• EXERCISE REQUIREMENTS: Rewrite these records with every "bottom rail" changed to "ground rail" and nothing else altered, and omit the pictures.

================

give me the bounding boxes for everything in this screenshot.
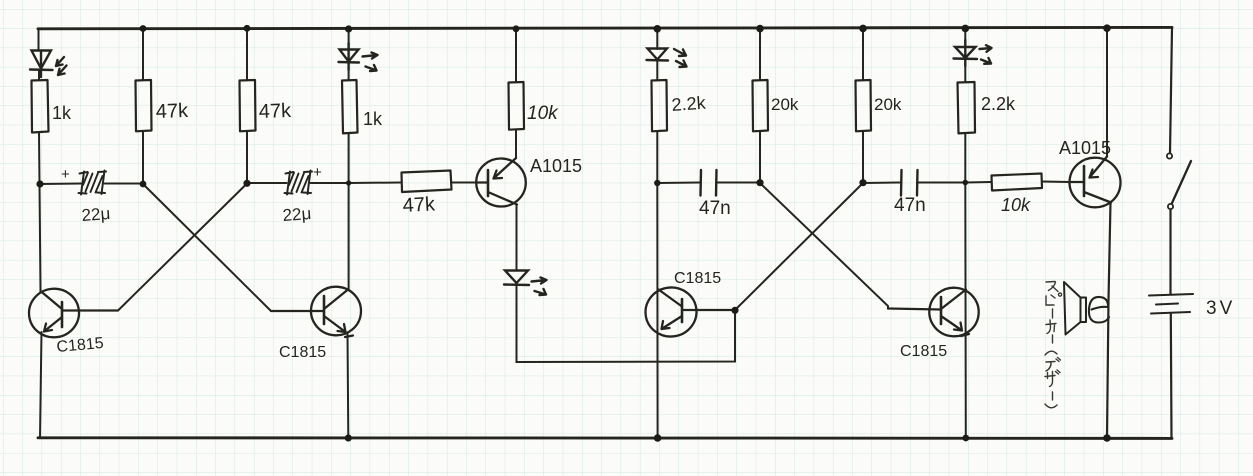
capacitor C2 22u (electrolytic, hatched) bbox=[247, 171, 349, 195]
node C (R3 / C2 / base Q1) bbox=[243, 180, 250, 187]
transistor Q2 C1815 bbox=[271, 285, 363, 338]
LED D2 (x=348) bbox=[339, 43, 378, 71]
resistor R2 47k bbox=[136, 80, 152, 131]
capacitor C4 47n bbox=[863, 170, 965, 196]
junction bottom rail x=348 bbox=[345, 434, 352, 441]
svg-text:1k: 1k bbox=[363, 109, 383, 129]
LED D1 (top left) bbox=[30, 51, 67, 78]
svg-text:1k: 1k bbox=[52, 103, 72, 123]
svg-text:20k: 20k bbox=[771, 95, 799, 114]
speaker label (vertical Japanese: スピーカー(ブザー)) bbox=[1045, 282, 1062, 408]
wire Q3 collector down bbox=[516, 205, 518, 270]
junction top rail x=516 bbox=[513, 25, 520, 32]
svg-text:10k: 10k bbox=[1001, 195, 1031, 215]
node B (R2 / C1 / base Q2) bbox=[140, 181, 147, 188]
wire Q6 collector down to bottom rail bbox=[1107, 203, 1111, 439]
junction top rail x=1107 bbox=[1103, 24, 1111, 32]
resistor R11 10k (horizontal box) bbox=[992, 174, 1043, 191]
svg-text:47k: 47k bbox=[155, 100, 189, 123]
switch S1 bbox=[1167, 153, 1191, 209]
svg-text:47n: 47n bbox=[894, 195, 926, 216]
resistor R8 20k bbox=[753, 80, 769, 131]
node H (C4 / R11 / collector Q5) bbox=[963, 180, 969, 186]
junction bottom rail x=657 bbox=[654, 434, 662, 442]
capacitor C3 47n bbox=[657, 170, 760, 196]
wire column x=760 bbox=[759, 30, 761, 184]
svg-text:2.2k: 2.2k bbox=[981, 94, 1016, 114]
svg-text:A1015: A1015 bbox=[1059, 138, 1111, 158]
wire from D3 down and right to node (735,310) bbox=[517, 285, 736, 362]
junction bottom rail x=1107 bbox=[1103, 434, 1111, 442]
node J (base Q4 / LED D3 return) bbox=[731, 307, 738, 314]
svg-text:2.2k: 2.2k bbox=[671, 93, 707, 115]
junction top rail x=863 bbox=[859, 25, 867, 33]
resistor R4 1k bbox=[342, 80, 358, 133]
wire column x=657 bbox=[656, 30, 658, 439]
resistor R1 1k (vertical box) bbox=[32, 80, 49, 133]
junction top rail x=657 bbox=[654, 25, 662, 33]
node D (C2 / R5 / collector Q2) bbox=[346, 180, 351, 185]
junction top rail x=247 bbox=[244, 25, 251, 32]
wire cross-coupling (base Q2 to node x=143) bbox=[143, 184, 271, 311]
junction top rail x=143 bbox=[140, 25, 147, 32]
svg-text:C1815: C1815 bbox=[900, 343, 947, 360]
junction top rail x=348 bbox=[345, 25, 352, 32]
wire column x=143 bbox=[142, 29, 144, 184]
speaker (buzzer) symbol bbox=[1064, 282, 1109, 335]
junction top rail x=965 bbox=[962, 25, 970, 33]
wire column x=965 bbox=[964, 30, 967, 438]
wire cross-coupling (node x=863 to base node 735,310) bbox=[735, 183, 863, 310]
svg-text:22μ: 22μ bbox=[282, 204, 312, 225]
wire left rail segments bbox=[38, 29, 40, 51]
wire right rail segments bbox=[1170, 28, 1172, 439]
transistor Q6 A1015 bbox=[1068, 156, 1122, 209]
svg-text:C1815: C1815 bbox=[279, 344, 326, 361]
transistor Q4 C1815 bbox=[643, 285, 735, 340]
wire column x=247 bbox=[246, 29, 248, 184]
wire y=183 to R11 bbox=[965, 182, 1070, 183]
wire y=183 to R5 and Q3 bbox=[349, 182, 478, 185]
svg-text:+: + bbox=[61, 166, 70, 183]
svg-text:47k: 47k bbox=[402, 193, 436, 217]
wire column x=1107 top bbox=[1106, 29, 1108, 157]
svg-text:C1815: C1815 bbox=[674, 270, 721, 287]
wire column x=516 top bbox=[515, 29, 517, 158]
resistor R10 2.2k bbox=[958, 82, 976, 133]
wire column x=863 bbox=[862, 30, 864, 184]
svg-text:A1015: A1015 bbox=[530, 156, 582, 176]
transistor Q5 C1815 bbox=[888, 285, 981, 338]
svg-text:+: + bbox=[313, 164, 322, 181]
resistor R6 10k (vertical) bbox=[509, 82, 525, 130]
resistor R5 47k (horizontal box) bbox=[402, 171, 452, 193]
resistor R7 2.2k bbox=[652, 80, 668, 131]
wire cross-coupling (base Q1 to node x=247) bbox=[118, 184, 271, 312]
wire cross-coupling (node x=760 to base Q5) bbox=[735, 183, 888, 310]
battery BT1 3V bbox=[1149, 294, 1193, 314]
svg-text:47n: 47n bbox=[699, 198, 731, 219]
svg-text:10k: 10k bbox=[527, 103, 559, 124]
junction top rail x=760 bbox=[756, 25, 764, 33]
node G (R9 / C4 / base Q4) bbox=[859, 179, 866, 186]
svg-text:22μ: 22μ bbox=[81, 204, 111, 225]
transistor Q3 A1015 bbox=[475, 157, 528, 208]
resistor R3 47k bbox=[240, 80, 256, 131]
node A (collector Q1 / C1 / R1) bbox=[36, 180, 43, 187]
node F (R8 / C3 / base Q5) bbox=[756, 179, 763, 186]
wire bottom rail bbox=[38, 436, 1172, 440]
transistor Q1 C1815 bbox=[27, 286, 118, 340]
LED D5 (x=965) bbox=[954, 40, 992, 66]
LED D4 (x=657) bbox=[647, 49, 687, 68]
svg-text:47k: 47k bbox=[258, 100, 292, 123]
resistor R9 20k bbox=[856, 80, 872, 131]
node E (R7 / C3 / collector Q4) bbox=[654, 180, 660, 186]
capacitor C1 22u (electrolytic, hatched) bbox=[40, 171, 144, 195]
wire top rail bbox=[38, 27, 1172, 28]
wire column x=348 bbox=[348, 30, 349, 438]
svg-text:20k: 20k bbox=[874, 95, 902, 114]
junction bottom rail x=965 bbox=[962, 435, 969, 442]
svg-text:3V: 3V bbox=[1206, 298, 1235, 319]
LED D3 (x=516) bbox=[504, 271, 547, 296]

================

• RESULT:
give me the bounding boxes for everything in this screenshot.
capacitor C2 22u (electrolytic, hatched) bbox=[247, 171, 349, 195]
node C (R3 / C2 / base Q1) bbox=[243, 180, 250, 187]
transistor Q2 C1815 bbox=[271, 285, 363, 338]
LED D2 (x=348) bbox=[339, 43, 378, 71]
resistor R2 47k bbox=[136, 80, 152, 131]
capacitor C4 47n bbox=[863, 170, 965, 196]
junction ground rail x=348 bbox=[345, 434, 352, 441]
svg-text:1k: 1k bbox=[363, 109, 383, 129]
LED D1 (top left) bbox=[30, 51, 67, 78]
svg-text:1k: 1k bbox=[52, 103, 72, 123]
svg-text:20k: 20k bbox=[771, 95, 799, 114]
speaker label (vertical Japanese: スピーカー(ブザー)) bbox=[1045, 282, 1062, 408]
wire Q3 collector down bbox=[516, 205, 518, 270]
junction top rail x=516 bbox=[513, 25, 520, 32]
svg-text:10k: 10k bbox=[1001, 195, 1031, 215]
node B (R2 / C1 / base Q2) bbox=[140, 181, 147, 188]
wire Q6 collector down to ground rail bbox=[1107, 203, 1111, 439]
junction top rail x=1107 bbox=[1103, 24, 1111, 32]
resistor R11 10k (horizontal box) bbox=[992, 174, 1043, 191]
svg-text:47k: 47k bbox=[155, 100, 189, 123]
switch S1 bbox=[1167, 153, 1191, 209]
svg-text:47n: 47n bbox=[894, 195, 926, 216]
resistor R8 20k bbox=[753, 80, 769, 131]
node H (C4 / R11 / collector Q5) bbox=[963, 180, 969, 186]
junction ground rail x=657 bbox=[654, 434, 662, 442]
capacitor C3 47n bbox=[657, 170, 760, 196]
wire column x=760 bbox=[759, 30, 761, 184]
svg-text:2.2k: 2.2k bbox=[981, 94, 1016, 114]
svg-text:A1015: A1015 bbox=[1059, 138, 1111, 158]
wire from D3 down and right to node (735,310) bbox=[517, 285, 736, 362]
junction ground rail x=1107 bbox=[1103, 434, 1111, 442]
node J (base Q4 / LED D3 return) bbox=[731, 307, 738, 314]
svg-text:2.2k: 2.2k bbox=[671, 93, 707, 115]
junction top rail x=863 bbox=[859, 25, 867, 33]
resistor R4 1k bbox=[342, 80, 358, 133]
wire column x=657 bbox=[656, 30, 658, 439]
resistor R1 1k (vertical box) bbox=[32, 80, 49, 133]
junction top rail x=657 bbox=[654, 25, 662, 33]
node D (C2 / R5 / collector Q2) bbox=[346, 180, 351, 185]
junction top rail x=247 bbox=[244, 25, 251, 32]
wire cross-coupling (base Q2 to node x=143) bbox=[143, 184, 271, 311]
junction top rail x=143 bbox=[140, 25, 147, 32]
svg-text:C1815: C1815 bbox=[900, 343, 947, 360]
junction top rail x=348 bbox=[345, 25, 352, 32]
wire column x=143 bbox=[142, 29, 144, 184]
speaker (buzzer) symbol bbox=[1064, 282, 1109, 335]
junction top rail x=965 bbox=[962, 25, 970, 33]
wire column x=965 bbox=[964, 30, 967, 438]
wire cross-coupling (node x=863 to base node 735,310) bbox=[735, 183, 863, 310]
svg-text:22μ: 22μ bbox=[282, 204, 312, 225]
wire left rail segments bbox=[38, 29, 40, 51]
wire right rail segments bbox=[1170, 28, 1172, 439]
transistor Q6 A1015 bbox=[1068, 156, 1122, 209]
svg-text:C1815: C1815 bbox=[279, 344, 326, 361]
transistor Q4 C1815 bbox=[643, 285, 735, 340]
wire column x=247 bbox=[246, 29, 248, 184]
wire y=183 to R11 bbox=[965, 182, 1070, 183]
wire y=183 to R5 and Q3 bbox=[349, 182, 478, 185]
svg-text:+: + bbox=[61, 166, 70, 183]
svg-text:47k: 47k bbox=[402, 193, 436, 217]
wire column x=1107 top bbox=[1106, 29, 1108, 157]
svg-text:C1815: C1815 bbox=[674, 270, 721, 287]
wire column x=516 top bbox=[515, 29, 517, 158]
resistor R10 2.2k bbox=[958, 82, 976, 133]
wire column x=863 bbox=[862, 30, 864, 184]
svg-text:A1015: A1015 bbox=[530, 156, 582, 176]
transistor Q5 C1815 bbox=[888, 285, 981, 338]
svg-text:+: + bbox=[313, 164, 322, 181]
resistor R6 10k (vertical) bbox=[509, 82, 525, 130]
resistor R5 47k (horizontal box) bbox=[402, 171, 452, 193]
resistor R7 2.2k bbox=[652, 80, 668, 131]
wire cross-coupling (base Q1 to node x=247) bbox=[118, 184, 271, 312]
wire cross-coupling (node x=760 to base Q5) bbox=[735, 183, 888, 310]
battery BT1 3V bbox=[1149, 294, 1193, 314]
svg-text:47n: 47n bbox=[699, 198, 731, 219]
svg-text:10k: 10k bbox=[527, 103, 559, 124]
junction top rail x=760 bbox=[756, 25, 764, 33]
node G (R9 / C4 / base Q4) bbox=[859, 179, 866, 186]
svg-text:22μ: 22μ bbox=[81, 204, 111, 225]
transistor Q3 A1015 bbox=[475, 157, 528, 208]
resistor R3 47k bbox=[240, 80, 256, 131]
node A (collector Q1 / C1 / R1) bbox=[36, 180, 43, 187]
node F (R8 / C3 / base Q5) bbox=[756, 179, 763, 186]
wire ground rail bbox=[38, 436, 1172, 440]
transistor Q1 C1815 bbox=[27, 286, 118, 340]
LED D5 (x=965) bbox=[954, 40, 992, 66]
LED D4 (x=657) bbox=[647, 49, 687, 68]
svg-text:47k: 47k bbox=[258, 100, 292, 123]
resistor R9 20k bbox=[856, 80, 872, 131]
node E (R7 / C3 / collector Q4) bbox=[654, 180, 660, 186]
capacitor C1 22u (electrolytic, hatched) bbox=[40, 171, 144, 195]
wire top rail bbox=[38, 27, 1172, 28]
wire column x=348 bbox=[348, 30, 349, 438]
svg-text:20k: 20k bbox=[874, 95, 902, 114]
junction ground rail x=965 bbox=[962, 435, 969, 442]
svg-text:3V: 3V bbox=[1206, 298, 1235, 319]
LED D3 (x=516) bbox=[504, 271, 547, 296]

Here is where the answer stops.